_SET TASK_
Scan the listing below and copy every line holding "JSON".

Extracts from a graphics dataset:
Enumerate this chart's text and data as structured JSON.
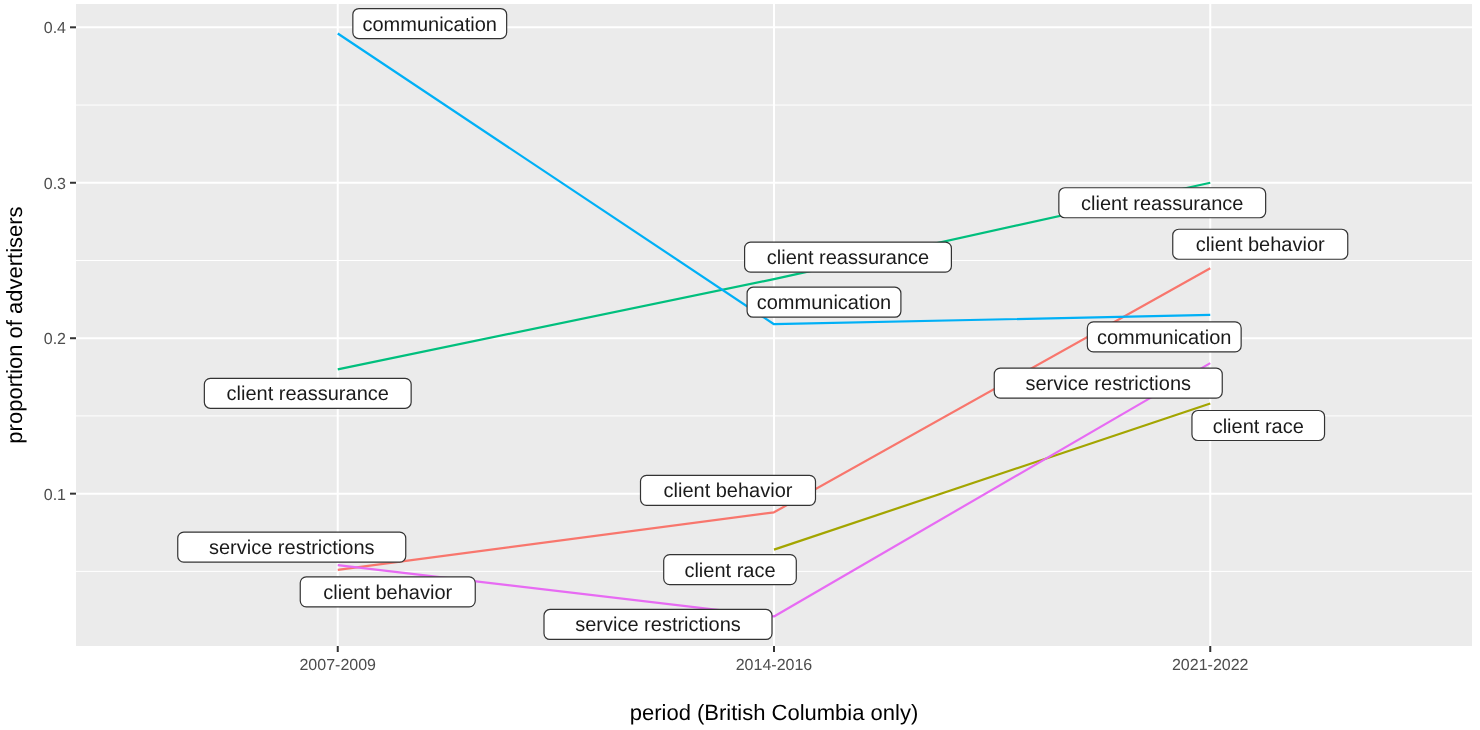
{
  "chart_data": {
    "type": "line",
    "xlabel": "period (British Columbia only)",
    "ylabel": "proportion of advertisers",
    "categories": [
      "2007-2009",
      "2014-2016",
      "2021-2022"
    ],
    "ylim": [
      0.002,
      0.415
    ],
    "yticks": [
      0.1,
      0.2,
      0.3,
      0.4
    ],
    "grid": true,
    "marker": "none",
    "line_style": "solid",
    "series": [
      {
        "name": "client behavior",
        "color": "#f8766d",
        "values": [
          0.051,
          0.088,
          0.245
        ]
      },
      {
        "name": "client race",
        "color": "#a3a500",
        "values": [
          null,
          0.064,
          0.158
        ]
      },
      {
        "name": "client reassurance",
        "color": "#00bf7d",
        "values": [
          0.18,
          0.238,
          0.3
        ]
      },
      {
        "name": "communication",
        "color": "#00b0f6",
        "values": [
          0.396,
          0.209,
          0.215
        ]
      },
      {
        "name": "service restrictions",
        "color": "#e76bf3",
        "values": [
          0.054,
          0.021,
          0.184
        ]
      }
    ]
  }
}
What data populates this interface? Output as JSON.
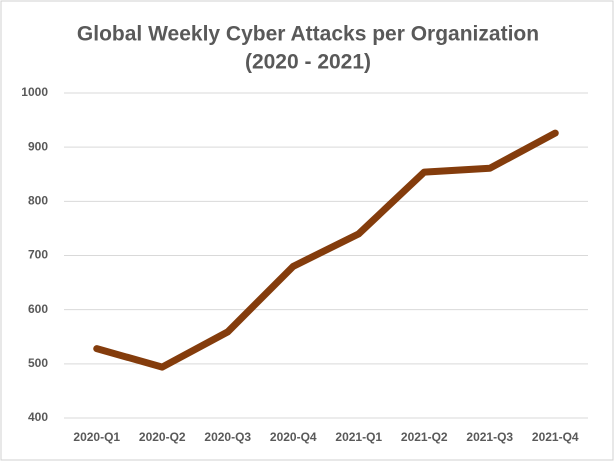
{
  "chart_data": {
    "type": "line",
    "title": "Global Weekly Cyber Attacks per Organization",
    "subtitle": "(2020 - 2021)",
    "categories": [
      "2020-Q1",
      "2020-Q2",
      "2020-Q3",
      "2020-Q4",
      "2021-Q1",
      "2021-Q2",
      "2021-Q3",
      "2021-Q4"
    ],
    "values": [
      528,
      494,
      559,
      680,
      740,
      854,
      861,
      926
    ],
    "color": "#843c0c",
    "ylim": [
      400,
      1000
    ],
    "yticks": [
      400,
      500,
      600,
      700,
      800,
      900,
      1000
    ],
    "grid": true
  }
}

_EXERCISE ANSWER_
Enumerate this chart's text and data as structured JSON.
What data populates this interface? Output as JSON.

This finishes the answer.